__Records about charts and figures__.
--------------------

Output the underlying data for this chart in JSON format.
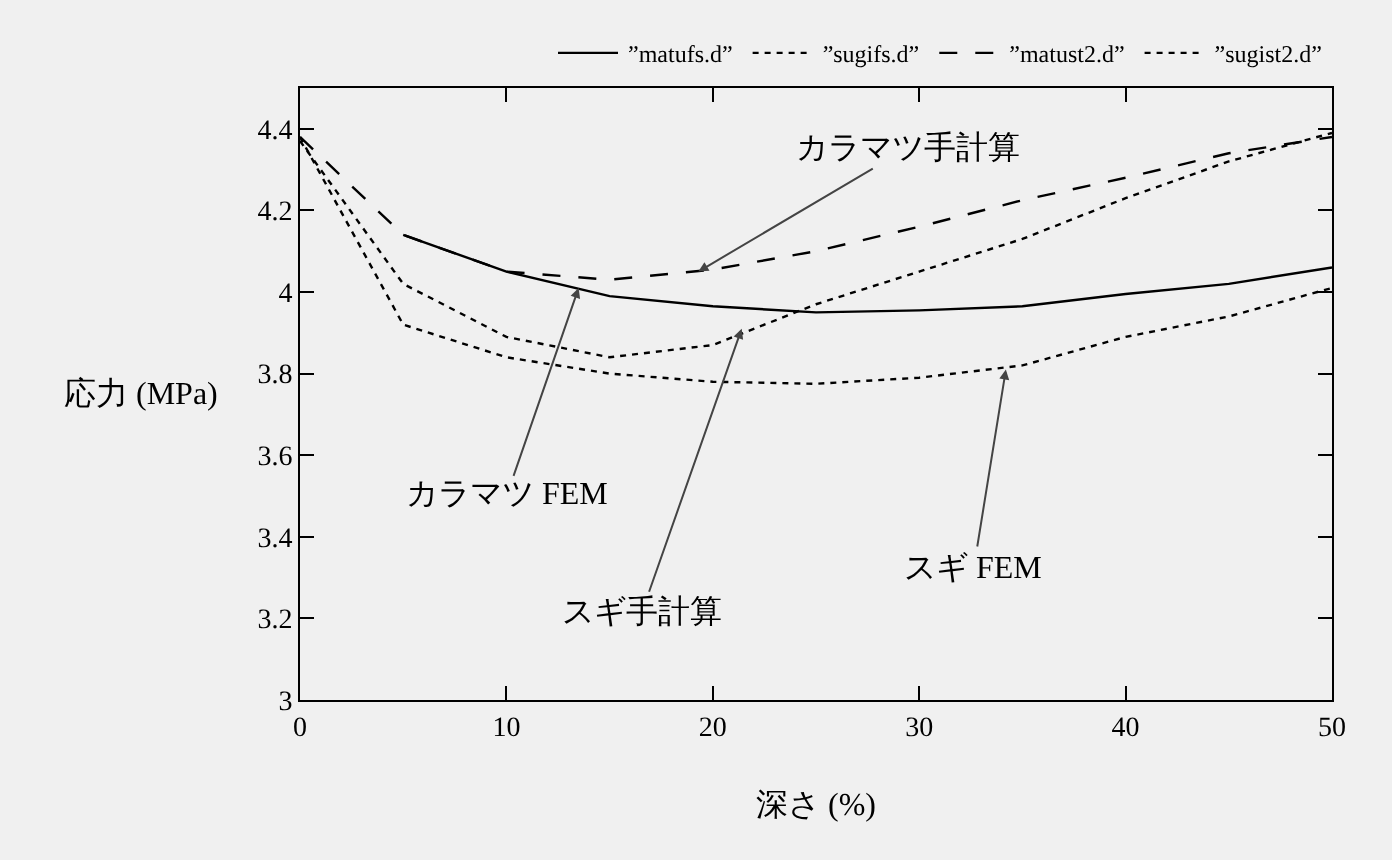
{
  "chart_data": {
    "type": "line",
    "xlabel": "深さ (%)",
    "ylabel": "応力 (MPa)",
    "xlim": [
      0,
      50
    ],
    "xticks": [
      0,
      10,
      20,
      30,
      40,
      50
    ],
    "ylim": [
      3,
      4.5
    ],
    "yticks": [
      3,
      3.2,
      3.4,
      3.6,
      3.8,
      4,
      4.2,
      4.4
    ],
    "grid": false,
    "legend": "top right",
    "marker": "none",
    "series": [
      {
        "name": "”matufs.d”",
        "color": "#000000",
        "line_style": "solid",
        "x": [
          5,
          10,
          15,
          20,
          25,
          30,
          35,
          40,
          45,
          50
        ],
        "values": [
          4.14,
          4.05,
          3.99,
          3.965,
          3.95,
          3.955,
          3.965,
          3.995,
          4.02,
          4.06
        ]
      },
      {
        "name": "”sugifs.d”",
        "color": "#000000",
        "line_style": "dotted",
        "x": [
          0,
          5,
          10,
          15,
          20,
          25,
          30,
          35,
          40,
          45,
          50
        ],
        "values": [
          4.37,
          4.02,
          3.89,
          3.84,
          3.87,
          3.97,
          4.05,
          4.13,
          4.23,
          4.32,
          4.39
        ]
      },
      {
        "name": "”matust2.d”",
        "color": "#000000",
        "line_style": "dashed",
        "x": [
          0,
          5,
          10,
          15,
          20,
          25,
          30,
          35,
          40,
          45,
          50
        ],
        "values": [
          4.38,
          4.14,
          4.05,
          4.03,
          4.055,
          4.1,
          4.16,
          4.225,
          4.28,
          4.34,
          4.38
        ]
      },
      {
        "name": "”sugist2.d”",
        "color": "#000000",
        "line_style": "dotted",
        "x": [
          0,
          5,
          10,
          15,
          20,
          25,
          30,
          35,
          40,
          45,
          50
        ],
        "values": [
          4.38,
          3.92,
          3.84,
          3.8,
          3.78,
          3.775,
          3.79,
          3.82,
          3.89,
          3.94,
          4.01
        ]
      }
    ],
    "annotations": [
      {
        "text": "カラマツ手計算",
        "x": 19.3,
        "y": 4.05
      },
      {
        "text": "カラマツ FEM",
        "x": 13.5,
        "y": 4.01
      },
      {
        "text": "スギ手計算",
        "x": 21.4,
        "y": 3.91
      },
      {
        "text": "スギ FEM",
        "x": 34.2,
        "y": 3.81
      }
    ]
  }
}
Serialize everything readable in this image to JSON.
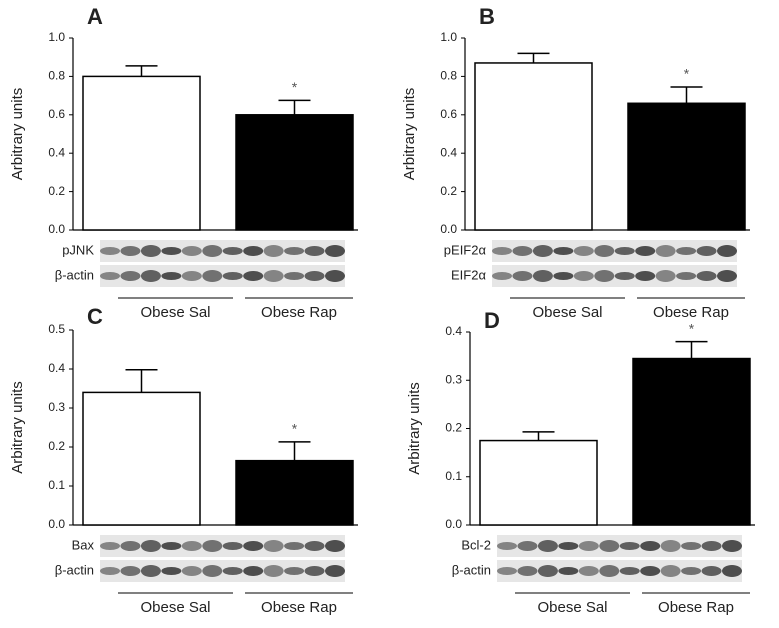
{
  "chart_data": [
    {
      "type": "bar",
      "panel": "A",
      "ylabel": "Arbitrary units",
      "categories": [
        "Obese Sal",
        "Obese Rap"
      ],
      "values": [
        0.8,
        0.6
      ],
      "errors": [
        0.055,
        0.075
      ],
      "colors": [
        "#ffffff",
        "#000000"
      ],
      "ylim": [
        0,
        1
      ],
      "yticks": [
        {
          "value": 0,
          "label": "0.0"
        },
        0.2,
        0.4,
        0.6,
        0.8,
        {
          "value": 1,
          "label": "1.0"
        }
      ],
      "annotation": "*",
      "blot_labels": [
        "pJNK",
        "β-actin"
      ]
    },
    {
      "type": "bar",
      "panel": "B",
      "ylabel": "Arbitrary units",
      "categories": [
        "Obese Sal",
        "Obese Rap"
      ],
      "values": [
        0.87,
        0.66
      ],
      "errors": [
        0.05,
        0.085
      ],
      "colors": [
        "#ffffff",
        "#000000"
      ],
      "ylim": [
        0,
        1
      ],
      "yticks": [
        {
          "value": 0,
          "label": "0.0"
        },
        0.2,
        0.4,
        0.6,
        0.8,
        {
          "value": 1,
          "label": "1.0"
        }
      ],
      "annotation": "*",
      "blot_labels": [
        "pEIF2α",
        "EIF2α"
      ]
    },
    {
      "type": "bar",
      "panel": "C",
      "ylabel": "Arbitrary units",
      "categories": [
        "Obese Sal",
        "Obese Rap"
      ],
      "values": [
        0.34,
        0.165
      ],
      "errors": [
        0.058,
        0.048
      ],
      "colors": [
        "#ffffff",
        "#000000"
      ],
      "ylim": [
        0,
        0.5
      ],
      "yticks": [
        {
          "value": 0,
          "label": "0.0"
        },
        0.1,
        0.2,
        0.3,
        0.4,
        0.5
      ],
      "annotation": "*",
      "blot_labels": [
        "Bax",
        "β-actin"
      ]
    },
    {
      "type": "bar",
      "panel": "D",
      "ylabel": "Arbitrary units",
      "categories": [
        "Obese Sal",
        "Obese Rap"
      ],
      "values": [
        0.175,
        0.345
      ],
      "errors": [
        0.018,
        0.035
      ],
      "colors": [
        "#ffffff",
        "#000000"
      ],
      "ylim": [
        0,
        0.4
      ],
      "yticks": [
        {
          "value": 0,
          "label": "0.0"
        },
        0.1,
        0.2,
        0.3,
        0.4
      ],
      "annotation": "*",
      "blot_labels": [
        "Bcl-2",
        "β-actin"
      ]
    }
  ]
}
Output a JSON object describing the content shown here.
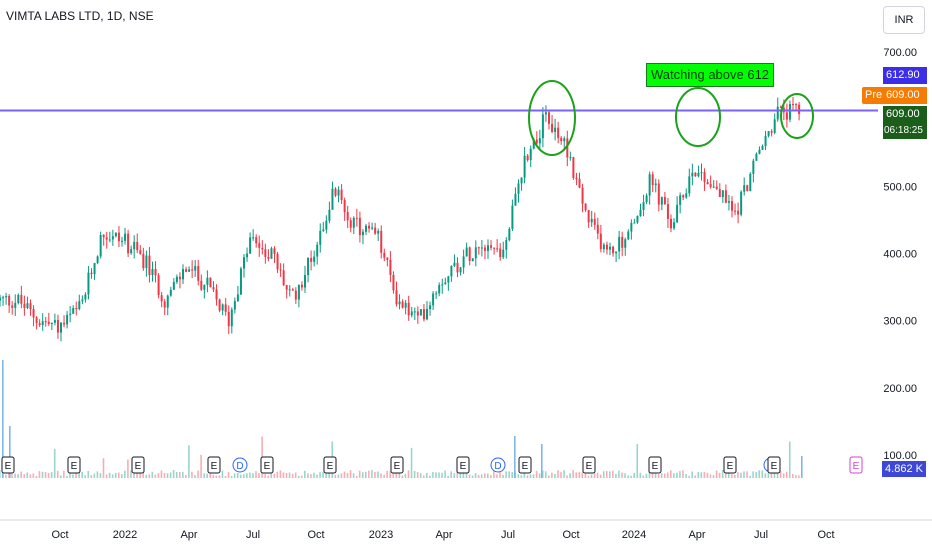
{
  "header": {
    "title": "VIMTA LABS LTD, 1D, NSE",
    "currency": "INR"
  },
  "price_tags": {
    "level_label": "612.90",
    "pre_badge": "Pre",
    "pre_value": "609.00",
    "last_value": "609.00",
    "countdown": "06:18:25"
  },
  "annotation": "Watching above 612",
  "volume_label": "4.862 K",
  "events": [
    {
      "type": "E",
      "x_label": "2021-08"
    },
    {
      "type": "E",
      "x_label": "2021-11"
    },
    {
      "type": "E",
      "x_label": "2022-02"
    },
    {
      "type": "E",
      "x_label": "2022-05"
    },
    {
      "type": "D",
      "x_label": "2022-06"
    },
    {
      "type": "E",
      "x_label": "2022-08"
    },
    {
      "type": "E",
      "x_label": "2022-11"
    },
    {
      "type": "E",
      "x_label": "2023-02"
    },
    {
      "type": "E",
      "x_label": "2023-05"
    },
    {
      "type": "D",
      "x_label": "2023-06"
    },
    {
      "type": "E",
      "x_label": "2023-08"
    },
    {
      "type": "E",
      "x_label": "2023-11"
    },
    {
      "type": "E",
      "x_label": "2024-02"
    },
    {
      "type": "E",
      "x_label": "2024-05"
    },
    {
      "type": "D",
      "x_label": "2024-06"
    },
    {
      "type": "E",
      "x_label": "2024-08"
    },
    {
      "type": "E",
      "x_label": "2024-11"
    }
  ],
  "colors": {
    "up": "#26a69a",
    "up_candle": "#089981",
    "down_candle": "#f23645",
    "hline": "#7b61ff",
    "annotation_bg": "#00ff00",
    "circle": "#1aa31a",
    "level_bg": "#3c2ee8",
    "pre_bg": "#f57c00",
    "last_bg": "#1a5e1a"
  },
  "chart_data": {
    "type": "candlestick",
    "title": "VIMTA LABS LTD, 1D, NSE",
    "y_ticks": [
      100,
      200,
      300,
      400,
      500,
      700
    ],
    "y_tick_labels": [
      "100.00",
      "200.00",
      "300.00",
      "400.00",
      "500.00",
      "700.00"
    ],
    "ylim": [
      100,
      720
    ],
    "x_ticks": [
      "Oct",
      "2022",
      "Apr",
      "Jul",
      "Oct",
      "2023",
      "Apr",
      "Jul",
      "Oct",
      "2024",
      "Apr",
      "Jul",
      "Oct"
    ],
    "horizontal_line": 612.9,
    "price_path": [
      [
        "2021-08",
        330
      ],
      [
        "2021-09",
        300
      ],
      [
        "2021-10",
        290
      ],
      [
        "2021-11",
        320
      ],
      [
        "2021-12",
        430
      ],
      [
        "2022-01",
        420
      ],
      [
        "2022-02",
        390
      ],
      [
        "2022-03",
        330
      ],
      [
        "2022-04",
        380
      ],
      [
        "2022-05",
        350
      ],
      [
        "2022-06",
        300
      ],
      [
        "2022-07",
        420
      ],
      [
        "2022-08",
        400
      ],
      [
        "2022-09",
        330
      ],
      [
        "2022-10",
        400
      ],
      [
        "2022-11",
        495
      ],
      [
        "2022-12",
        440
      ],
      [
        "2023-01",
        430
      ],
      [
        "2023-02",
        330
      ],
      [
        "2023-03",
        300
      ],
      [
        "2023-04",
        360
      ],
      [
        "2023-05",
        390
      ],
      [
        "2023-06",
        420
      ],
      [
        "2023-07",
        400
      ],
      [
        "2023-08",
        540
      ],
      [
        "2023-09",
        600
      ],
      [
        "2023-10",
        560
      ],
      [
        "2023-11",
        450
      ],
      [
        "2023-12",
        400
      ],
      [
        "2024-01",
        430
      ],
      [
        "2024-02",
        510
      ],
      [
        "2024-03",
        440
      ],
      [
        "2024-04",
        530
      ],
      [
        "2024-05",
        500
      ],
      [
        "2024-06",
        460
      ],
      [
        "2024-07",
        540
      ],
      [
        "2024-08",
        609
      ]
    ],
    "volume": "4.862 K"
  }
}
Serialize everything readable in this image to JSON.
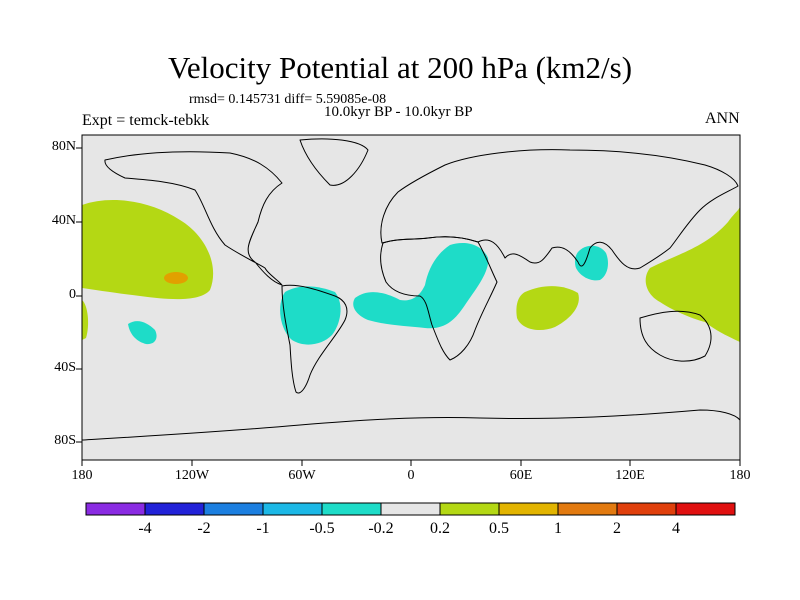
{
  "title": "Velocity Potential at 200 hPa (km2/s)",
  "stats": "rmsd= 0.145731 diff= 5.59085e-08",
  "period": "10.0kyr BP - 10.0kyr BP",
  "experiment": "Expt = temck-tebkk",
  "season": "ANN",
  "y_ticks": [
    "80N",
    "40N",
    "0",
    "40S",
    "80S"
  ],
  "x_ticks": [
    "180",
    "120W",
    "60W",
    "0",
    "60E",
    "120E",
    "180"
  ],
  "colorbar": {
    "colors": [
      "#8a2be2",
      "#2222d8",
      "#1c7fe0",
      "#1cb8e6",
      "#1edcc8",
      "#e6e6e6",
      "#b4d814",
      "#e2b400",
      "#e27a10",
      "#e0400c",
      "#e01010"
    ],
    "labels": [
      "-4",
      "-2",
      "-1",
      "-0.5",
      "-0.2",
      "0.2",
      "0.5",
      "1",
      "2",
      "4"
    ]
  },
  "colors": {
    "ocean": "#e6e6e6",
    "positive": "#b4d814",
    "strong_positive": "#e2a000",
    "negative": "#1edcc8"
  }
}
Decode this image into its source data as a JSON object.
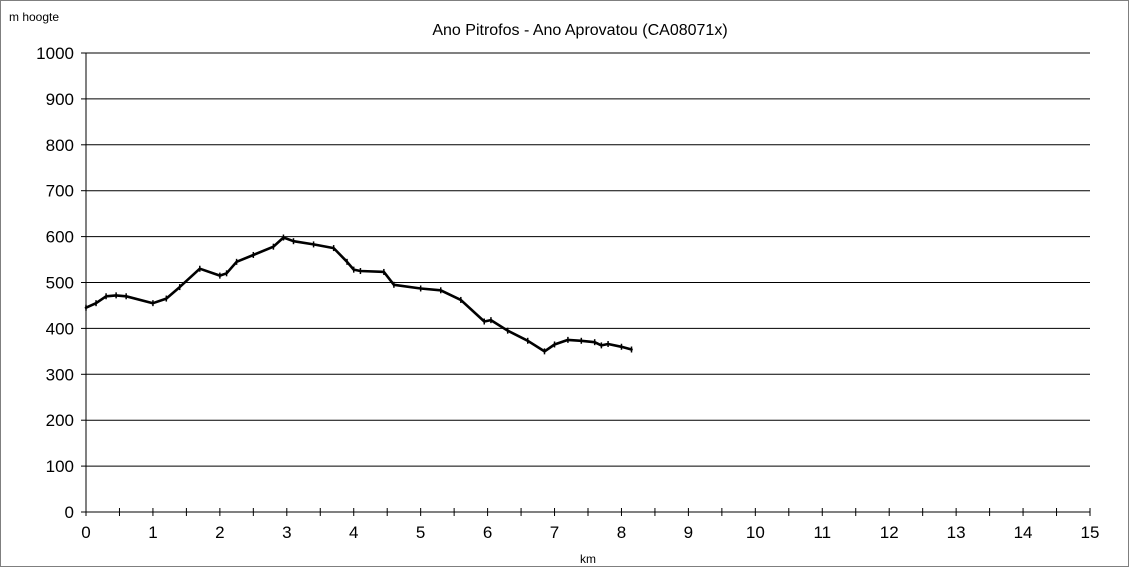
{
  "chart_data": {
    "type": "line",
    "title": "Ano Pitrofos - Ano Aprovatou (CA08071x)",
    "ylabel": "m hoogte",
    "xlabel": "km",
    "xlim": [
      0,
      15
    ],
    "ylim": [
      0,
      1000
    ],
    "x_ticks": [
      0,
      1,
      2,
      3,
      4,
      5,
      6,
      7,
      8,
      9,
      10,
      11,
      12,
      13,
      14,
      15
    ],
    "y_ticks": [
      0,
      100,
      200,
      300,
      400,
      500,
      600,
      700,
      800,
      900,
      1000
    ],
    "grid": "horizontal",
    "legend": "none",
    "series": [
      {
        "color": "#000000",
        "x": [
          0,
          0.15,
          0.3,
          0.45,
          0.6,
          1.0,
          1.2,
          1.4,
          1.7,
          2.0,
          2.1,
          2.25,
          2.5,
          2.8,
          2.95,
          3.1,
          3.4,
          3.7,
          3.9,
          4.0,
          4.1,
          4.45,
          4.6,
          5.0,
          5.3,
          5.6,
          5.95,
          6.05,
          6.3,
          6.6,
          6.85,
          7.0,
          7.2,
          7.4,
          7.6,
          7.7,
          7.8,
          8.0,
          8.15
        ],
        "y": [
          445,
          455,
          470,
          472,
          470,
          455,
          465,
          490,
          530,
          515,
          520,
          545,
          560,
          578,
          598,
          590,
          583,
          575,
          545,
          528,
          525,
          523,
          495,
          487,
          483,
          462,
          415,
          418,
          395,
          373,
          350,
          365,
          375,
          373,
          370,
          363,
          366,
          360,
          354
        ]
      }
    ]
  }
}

--------------------

__Instructions to follow__. Find all lines where the word "name" appears. Copy them.

__Output__.
        "name": "”matufs.d”",
        "name": "”sugifs.d”",
        "name": "”matust2.d”",
        "name": "”sugist2.d”",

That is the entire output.